▶ [SET PROBLEM]:
Format every line of the material below as a Markdown table with two columns, Row and Material line, numbering the rows in order and leaving out any blank lines.

▶ [LISTING]:
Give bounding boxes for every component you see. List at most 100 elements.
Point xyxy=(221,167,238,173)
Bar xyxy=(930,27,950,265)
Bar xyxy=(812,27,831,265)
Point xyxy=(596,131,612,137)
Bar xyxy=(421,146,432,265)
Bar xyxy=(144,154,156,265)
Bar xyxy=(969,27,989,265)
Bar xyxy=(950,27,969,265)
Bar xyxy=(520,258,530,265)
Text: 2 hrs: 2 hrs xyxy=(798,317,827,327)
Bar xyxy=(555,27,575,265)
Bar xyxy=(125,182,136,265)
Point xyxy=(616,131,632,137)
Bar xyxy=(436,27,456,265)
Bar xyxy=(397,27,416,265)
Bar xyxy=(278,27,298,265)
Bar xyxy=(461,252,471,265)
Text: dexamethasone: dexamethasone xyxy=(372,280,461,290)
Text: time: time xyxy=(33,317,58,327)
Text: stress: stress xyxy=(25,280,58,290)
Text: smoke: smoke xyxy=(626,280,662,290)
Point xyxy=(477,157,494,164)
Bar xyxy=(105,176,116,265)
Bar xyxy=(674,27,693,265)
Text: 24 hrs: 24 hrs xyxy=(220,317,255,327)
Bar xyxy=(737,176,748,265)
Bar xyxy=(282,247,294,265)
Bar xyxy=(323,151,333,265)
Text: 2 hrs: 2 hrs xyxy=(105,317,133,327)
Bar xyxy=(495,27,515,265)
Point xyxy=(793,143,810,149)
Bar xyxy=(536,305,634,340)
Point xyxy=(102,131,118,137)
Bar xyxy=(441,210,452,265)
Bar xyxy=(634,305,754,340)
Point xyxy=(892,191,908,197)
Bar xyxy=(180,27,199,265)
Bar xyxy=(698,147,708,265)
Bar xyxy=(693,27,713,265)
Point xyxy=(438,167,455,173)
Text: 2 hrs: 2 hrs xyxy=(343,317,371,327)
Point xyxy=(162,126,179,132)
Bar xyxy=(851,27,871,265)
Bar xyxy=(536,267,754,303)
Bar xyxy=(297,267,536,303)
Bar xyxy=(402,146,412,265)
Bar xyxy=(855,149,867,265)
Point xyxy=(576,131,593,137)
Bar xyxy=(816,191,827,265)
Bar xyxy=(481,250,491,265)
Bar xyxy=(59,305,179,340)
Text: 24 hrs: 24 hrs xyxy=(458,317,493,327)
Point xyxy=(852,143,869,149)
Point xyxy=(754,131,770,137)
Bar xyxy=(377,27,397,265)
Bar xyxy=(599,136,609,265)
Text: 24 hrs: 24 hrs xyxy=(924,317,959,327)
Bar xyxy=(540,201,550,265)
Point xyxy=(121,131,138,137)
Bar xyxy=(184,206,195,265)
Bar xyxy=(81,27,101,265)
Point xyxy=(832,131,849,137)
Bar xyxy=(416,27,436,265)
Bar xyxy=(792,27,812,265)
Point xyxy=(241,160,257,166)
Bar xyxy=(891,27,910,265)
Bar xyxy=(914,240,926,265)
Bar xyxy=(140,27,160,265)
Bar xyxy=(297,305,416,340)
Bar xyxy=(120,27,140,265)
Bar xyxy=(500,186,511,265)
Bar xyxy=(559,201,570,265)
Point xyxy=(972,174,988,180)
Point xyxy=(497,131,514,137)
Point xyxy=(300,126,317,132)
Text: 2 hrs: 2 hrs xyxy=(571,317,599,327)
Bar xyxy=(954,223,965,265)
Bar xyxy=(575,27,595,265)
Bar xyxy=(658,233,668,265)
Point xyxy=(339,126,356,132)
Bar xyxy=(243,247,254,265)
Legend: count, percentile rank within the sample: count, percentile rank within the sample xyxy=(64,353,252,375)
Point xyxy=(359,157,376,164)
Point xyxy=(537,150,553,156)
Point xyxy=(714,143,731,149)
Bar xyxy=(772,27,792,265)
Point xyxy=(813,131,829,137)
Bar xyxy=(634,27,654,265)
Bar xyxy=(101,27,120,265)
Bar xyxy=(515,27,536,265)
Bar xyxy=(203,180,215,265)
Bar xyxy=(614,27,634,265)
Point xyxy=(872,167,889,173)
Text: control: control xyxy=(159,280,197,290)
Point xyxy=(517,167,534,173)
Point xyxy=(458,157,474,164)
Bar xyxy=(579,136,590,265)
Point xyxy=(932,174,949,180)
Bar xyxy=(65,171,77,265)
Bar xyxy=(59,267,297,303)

▶ [WORKED ANSWER]:
| Row | Material line |
|---|---|
| 1 | Give bounding boxes for every component you see. List at most 100 elements. |
| 2 | Point xyxy=(221,167,238,173) |
| 3 | Bar xyxy=(930,27,950,265) |
| 4 | Bar xyxy=(812,27,831,265) |
| 5 | Point xyxy=(596,131,612,137) |
| 6 | Bar xyxy=(421,146,432,265) |
| 7 | Bar xyxy=(144,154,156,265) |
| 8 | Bar xyxy=(969,27,989,265) |
| 9 | Bar xyxy=(950,27,969,265) |
| 10 | Bar xyxy=(520,258,530,265) |
| 11 | Text: 2 hrs: 2 hrs xyxy=(798,317,827,327) |
| 12 | Bar xyxy=(555,27,575,265) |
| 13 | Bar xyxy=(125,182,136,265) |
| 14 | Point xyxy=(616,131,632,137) |
| 15 | Bar xyxy=(436,27,456,265) |
| 16 | Bar xyxy=(397,27,416,265) |
| 17 | Bar xyxy=(278,27,298,265) |
| 18 | Bar xyxy=(461,252,471,265) |
| 19 | Text: dexamethasone: dexamethasone xyxy=(372,280,461,290) |
| 20 | Text: time: time xyxy=(33,317,58,327) |
| 21 | Text: stress: stress xyxy=(25,280,58,290) |
| 22 | Text: smoke: smoke xyxy=(626,280,662,290) |
| 23 | Point xyxy=(477,157,494,164) |
| 24 | Bar xyxy=(105,176,116,265) |
| 25 | Bar xyxy=(674,27,693,265) |
| 26 | Text: 24 hrs: 24 hrs xyxy=(220,317,255,327) |
| 27 | Bar xyxy=(737,176,748,265) |
| 28 | Bar xyxy=(282,247,294,265) |
| 29 | Bar xyxy=(323,151,333,265) |
| 30 | Text: 2 hrs: 2 hrs xyxy=(105,317,133,327) |
| 31 | Bar xyxy=(495,27,515,265) |
| 32 | Point xyxy=(793,143,810,149) |
| 33 | Bar xyxy=(536,305,634,340) |
| 34 | Point xyxy=(102,131,118,137) |
| 35 | Bar xyxy=(441,210,452,265) |
| 36 | Bar xyxy=(634,305,754,340) |
| 37 | Point xyxy=(892,191,908,197) |
| 38 | Bar xyxy=(180,27,199,265) |
| 39 | Bar xyxy=(698,147,708,265) |
| 40 | Bar xyxy=(693,27,713,265) |
| 41 | Point xyxy=(438,167,455,173) |
| 42 | Text: 2 hrs: 2 hrs xyxy=(343,317,371,327) |
| 43 | Point xyxy=(162,126,179,132) |
| 44 | Bar xyxy=(851,27,871,265) |
| 45 | Bar xyxy=(536,267,754,303) |
| 46 | Bar xyxy=(297,267,536,303) |
| 47 | Bar xyxy=(402,146,412,265) |
| 48 | Bar xyxy=(855,149,867,265) |
| 49 | Point xyxy=(576,131,593,137) |
| 50 | Bar xyxy=(816,191,827,265) |
| 51 | Bar xyxy=(481,250,491,265) |
| 52 | Bar xyxy=(59,305,179,340) |
| 53 | Text: 24 hrs: 24 hrs xyxy=(458,317,493,327) |
| 54 | Point xyxy=(852,143,869,149) |
| 55 | Point xyxy=(754,131,770,137) |
| 56 | Bar xyxy=(377,27,397,265) |
| 57 | Bar xyxy=(599,136,609,265) |
| 58 | Text: 24 hrs: 24 hrs xyxy=(924,317,959,327) |
| 59 | Bar xyxy=(540,201,550,265) |
| 60 | Point xyxy=(121,131,138,137) |
| 61 | Bar xyxy=(184,206,195,265) |
| 62 | Bar xyxy=(81,27,101,265) |
| 63 | Point xyxy=(832,131,849,137) |
| 64 | Bar xyxy=(416,27,436,265) |
| 65 | Bar xyxy=(792,27,812,265) |
| 66 | Point xyxy=(241,160,257,166) |
| 67 | Bar xyxy=(891,27,910,265) |
| 68 | Bar xyxy=(914,240,926,265) |
| 69 | Bar xyxy=(140,27,160,265) |
| 70 | Bar xyxy=(297,305,416,340) |
| 71 | Bar xyxy=(120,27,140,265) |
| 72 | Bar xyxy=(500,186,511,265) |
| 73 | Bar xyxy=(559,201,570,265) |
| 74 | Point xyxy=(972,174,988,180) |
| 75 | Point xyxy=(497,131,514,137) |
| 76 | Point xyxy=(300,126,317,132) |
| 77 | Text: 2 hrs: 2 hrs xyxy=(571,317,599,327) |
| 78 | Bar xyxy=(954,223,965,265) |
| 79 | Bar xyxy=(575,27,595,265) |
| 80 | Bar xyxy=(658,233,668,265) |
| 81 | Point xyxy=(339,126,356,132) |
| 82 | Bar xyxy=(243,247,254,265) |
| 83 | Legend: count, percentile rank within the sample: count, percentile rank within the sample xyxy=(64,353,252,375) |
| 84 | Point xyxy=(359,157,376,164) |
| 85 | Point xyxy=(537,150,553,156) |
| 86 | Point xyxy=(714,143,731,149) |
| 87 | Bar xyxy=(772,27,792,265) |
| 88 | Point xyxy=(813,131,829,137) |
| 89 | Bar xyxy=(634,27,654,265) |
| 90 | Bar xyxy=(101,27,120,265) |
| 91 | Bar xyxy=(515,27,536,265) |
| 92 | Bar xyxy=(203,180,215,265) |
| 93 | Bar xyxy=(614,27,634,265) |
| 94 | Point xyxy=(872,167,889,173) |
| 95 | Text: control: control xyxy=(159,280,197,290) |
| 96 | Point xyxy=(517,167,534,173) |
| 97 | Point xyxy=(458,157,474,164) |
| 98 | Bar xyxy=(579,136,590,265) |
| 99 | Point xyxy=(932,174,949,180) |
| 100 | Bar xyxy=(65,171,77,265) |
| 101 | Bar xyxy=(59,267,297,303) |